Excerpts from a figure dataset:
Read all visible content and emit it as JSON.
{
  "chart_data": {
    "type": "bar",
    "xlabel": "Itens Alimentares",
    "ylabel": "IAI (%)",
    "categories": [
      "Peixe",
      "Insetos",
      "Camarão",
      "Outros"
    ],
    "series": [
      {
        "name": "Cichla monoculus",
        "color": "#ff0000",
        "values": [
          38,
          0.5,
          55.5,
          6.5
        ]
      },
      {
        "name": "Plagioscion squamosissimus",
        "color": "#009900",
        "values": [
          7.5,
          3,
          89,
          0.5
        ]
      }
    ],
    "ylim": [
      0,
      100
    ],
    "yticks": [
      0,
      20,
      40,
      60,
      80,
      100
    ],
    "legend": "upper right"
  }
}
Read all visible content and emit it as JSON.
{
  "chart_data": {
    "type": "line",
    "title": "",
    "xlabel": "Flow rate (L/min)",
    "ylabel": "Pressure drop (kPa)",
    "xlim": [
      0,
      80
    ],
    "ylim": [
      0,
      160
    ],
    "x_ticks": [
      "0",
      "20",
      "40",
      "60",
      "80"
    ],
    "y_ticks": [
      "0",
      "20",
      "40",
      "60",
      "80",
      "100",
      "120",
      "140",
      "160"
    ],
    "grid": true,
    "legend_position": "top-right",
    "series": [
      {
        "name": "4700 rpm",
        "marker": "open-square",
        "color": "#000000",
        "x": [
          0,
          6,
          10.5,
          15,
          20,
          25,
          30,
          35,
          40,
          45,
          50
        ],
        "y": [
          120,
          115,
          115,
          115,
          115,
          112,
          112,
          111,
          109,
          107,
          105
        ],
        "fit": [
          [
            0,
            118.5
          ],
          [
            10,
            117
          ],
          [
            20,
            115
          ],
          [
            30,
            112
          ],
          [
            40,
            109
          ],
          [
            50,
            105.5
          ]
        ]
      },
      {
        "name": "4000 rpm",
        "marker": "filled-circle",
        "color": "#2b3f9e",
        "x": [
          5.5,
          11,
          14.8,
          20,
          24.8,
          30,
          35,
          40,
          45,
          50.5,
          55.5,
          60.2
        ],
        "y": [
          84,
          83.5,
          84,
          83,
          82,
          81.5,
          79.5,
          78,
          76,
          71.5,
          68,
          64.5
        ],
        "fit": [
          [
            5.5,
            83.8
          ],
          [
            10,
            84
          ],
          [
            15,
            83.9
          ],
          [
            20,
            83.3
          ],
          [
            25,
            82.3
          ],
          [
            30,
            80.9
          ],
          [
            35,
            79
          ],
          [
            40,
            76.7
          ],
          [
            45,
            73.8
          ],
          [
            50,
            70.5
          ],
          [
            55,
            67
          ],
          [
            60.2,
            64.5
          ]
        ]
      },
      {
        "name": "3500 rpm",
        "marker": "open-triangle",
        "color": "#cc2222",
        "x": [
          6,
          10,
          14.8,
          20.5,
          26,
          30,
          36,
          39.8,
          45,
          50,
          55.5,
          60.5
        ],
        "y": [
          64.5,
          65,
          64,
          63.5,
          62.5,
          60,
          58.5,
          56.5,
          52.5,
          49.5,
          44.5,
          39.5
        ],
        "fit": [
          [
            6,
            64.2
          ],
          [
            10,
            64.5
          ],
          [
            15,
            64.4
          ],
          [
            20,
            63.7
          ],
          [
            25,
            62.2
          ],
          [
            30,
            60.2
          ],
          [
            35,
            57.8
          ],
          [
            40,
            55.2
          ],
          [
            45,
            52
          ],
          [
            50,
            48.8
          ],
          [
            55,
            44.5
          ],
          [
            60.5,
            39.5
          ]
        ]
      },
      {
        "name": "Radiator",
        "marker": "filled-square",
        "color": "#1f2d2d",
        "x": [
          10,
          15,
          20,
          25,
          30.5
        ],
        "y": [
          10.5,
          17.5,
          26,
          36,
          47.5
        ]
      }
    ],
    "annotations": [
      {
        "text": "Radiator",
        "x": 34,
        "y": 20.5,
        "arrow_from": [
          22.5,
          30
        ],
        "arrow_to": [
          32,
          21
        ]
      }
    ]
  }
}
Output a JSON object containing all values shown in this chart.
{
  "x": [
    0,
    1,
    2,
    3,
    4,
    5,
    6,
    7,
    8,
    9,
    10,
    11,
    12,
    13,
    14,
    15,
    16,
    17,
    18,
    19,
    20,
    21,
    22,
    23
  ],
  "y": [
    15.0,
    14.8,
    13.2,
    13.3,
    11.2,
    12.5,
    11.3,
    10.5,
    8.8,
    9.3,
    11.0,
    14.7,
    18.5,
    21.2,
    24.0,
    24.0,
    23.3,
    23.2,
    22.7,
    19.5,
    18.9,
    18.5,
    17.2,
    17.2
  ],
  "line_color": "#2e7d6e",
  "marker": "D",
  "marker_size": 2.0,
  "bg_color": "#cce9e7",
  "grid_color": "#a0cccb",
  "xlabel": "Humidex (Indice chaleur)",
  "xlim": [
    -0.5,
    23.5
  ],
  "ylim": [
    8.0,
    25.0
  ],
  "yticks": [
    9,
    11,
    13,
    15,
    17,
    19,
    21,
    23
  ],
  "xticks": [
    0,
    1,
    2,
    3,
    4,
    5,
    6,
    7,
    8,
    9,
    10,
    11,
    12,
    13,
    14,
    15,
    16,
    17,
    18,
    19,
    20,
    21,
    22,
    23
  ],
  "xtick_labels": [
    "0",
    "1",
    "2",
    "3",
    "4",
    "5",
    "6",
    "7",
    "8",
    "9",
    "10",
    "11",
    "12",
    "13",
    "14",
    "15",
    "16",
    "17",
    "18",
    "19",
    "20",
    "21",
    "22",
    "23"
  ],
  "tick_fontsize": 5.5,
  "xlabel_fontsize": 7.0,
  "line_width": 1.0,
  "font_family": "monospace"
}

- **Do this**: Provide only the count of lines in the data above that include the string "name".

- **Exercise answer**: 6